═══ STORED RECORDS

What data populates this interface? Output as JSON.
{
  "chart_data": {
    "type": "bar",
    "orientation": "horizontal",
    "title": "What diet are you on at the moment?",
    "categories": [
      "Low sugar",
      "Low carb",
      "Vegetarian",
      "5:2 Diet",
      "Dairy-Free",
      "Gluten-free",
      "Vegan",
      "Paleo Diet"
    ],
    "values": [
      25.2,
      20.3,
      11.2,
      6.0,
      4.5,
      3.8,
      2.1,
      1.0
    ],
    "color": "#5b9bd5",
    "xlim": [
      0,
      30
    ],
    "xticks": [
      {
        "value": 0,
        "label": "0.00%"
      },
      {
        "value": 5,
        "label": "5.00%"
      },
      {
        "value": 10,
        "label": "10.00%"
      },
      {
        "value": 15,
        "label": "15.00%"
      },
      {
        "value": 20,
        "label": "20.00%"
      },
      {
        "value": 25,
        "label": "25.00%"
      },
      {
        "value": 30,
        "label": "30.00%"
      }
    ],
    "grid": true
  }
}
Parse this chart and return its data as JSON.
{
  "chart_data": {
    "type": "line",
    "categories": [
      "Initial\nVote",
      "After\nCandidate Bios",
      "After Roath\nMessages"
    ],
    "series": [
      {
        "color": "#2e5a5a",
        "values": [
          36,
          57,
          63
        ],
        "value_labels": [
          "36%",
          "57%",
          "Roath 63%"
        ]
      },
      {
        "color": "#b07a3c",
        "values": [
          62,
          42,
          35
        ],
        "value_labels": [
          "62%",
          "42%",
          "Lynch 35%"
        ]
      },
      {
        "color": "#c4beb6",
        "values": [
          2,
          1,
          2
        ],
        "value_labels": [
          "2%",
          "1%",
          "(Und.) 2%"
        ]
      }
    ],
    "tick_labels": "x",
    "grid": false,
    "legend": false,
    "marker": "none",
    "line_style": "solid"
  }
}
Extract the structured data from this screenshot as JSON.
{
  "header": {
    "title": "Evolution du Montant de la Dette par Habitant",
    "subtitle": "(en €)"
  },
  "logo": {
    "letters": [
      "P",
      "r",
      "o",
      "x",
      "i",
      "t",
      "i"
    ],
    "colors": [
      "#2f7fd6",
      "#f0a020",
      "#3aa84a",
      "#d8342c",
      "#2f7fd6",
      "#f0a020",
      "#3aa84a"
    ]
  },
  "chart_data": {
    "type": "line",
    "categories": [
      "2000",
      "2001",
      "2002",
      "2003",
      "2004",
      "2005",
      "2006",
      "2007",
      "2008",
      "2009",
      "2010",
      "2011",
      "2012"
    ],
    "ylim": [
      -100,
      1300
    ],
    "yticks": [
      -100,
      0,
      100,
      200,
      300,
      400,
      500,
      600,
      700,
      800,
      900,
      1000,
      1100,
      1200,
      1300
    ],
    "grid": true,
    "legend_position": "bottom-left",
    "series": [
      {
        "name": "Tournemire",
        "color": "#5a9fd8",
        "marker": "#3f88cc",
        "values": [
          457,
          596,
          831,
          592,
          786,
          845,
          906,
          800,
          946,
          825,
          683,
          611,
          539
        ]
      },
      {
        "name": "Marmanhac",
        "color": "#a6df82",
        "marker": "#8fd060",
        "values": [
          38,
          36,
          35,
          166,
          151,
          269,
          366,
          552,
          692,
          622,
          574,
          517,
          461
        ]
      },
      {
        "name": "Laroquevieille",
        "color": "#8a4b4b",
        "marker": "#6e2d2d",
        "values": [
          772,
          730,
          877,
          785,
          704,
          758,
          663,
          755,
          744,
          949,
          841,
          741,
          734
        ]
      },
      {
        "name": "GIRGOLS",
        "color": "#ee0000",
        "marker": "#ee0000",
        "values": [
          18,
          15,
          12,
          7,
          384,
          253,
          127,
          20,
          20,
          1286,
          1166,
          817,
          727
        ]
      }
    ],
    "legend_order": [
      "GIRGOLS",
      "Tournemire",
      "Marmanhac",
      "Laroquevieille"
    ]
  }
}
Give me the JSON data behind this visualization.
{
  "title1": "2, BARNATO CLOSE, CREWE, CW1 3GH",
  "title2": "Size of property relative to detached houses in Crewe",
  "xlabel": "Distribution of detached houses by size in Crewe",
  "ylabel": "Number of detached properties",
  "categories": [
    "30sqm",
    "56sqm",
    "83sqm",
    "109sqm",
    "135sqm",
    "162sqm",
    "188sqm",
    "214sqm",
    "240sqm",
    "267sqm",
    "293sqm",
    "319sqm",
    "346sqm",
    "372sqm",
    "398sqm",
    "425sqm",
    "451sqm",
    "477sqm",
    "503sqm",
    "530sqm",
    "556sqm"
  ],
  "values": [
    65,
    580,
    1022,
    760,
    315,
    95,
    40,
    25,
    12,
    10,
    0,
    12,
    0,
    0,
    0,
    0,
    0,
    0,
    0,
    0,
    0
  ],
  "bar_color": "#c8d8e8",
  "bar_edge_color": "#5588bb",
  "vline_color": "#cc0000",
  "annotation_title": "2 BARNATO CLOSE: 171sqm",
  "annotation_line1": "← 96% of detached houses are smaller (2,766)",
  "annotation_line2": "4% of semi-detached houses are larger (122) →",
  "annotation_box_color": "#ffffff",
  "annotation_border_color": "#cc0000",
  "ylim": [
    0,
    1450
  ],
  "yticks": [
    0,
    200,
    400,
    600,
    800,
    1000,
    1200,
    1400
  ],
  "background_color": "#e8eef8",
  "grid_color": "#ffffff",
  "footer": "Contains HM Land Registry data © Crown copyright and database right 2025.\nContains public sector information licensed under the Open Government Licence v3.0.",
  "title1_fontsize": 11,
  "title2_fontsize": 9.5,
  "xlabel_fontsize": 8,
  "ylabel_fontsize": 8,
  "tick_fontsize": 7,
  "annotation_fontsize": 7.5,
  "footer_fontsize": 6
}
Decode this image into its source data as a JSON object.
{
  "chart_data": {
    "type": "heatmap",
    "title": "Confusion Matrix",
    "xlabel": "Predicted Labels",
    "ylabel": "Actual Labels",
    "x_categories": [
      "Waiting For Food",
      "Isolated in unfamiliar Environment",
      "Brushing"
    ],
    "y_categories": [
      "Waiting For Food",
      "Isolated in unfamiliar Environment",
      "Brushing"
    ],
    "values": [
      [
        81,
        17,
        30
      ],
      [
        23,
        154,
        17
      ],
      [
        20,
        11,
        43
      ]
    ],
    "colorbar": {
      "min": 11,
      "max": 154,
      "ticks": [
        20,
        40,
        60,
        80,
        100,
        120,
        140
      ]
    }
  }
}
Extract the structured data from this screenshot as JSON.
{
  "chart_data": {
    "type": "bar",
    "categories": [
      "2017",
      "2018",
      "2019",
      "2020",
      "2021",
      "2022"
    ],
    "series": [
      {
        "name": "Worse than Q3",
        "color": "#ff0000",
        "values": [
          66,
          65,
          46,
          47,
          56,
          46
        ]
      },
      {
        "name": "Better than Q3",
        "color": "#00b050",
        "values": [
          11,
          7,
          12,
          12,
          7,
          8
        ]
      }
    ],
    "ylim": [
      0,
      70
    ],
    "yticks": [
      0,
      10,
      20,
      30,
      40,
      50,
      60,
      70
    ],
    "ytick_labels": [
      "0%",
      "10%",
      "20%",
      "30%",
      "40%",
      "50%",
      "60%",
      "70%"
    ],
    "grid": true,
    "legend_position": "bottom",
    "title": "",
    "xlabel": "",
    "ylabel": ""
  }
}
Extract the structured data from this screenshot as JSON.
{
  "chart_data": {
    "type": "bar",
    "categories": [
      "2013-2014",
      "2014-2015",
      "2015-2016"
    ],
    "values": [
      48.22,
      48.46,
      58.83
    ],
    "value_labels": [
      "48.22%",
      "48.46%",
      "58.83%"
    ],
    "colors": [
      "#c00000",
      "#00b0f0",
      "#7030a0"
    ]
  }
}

══════

OBJECTIVE
Scan the listing above. Collect all lines with the word "BARNATO".

THE ANSWER
  "title1": "2, BARNATO CLOSE, CREWE, CW1 3GH",
  "annotation_title": "2 BARNATO CLOSE: 171sqm",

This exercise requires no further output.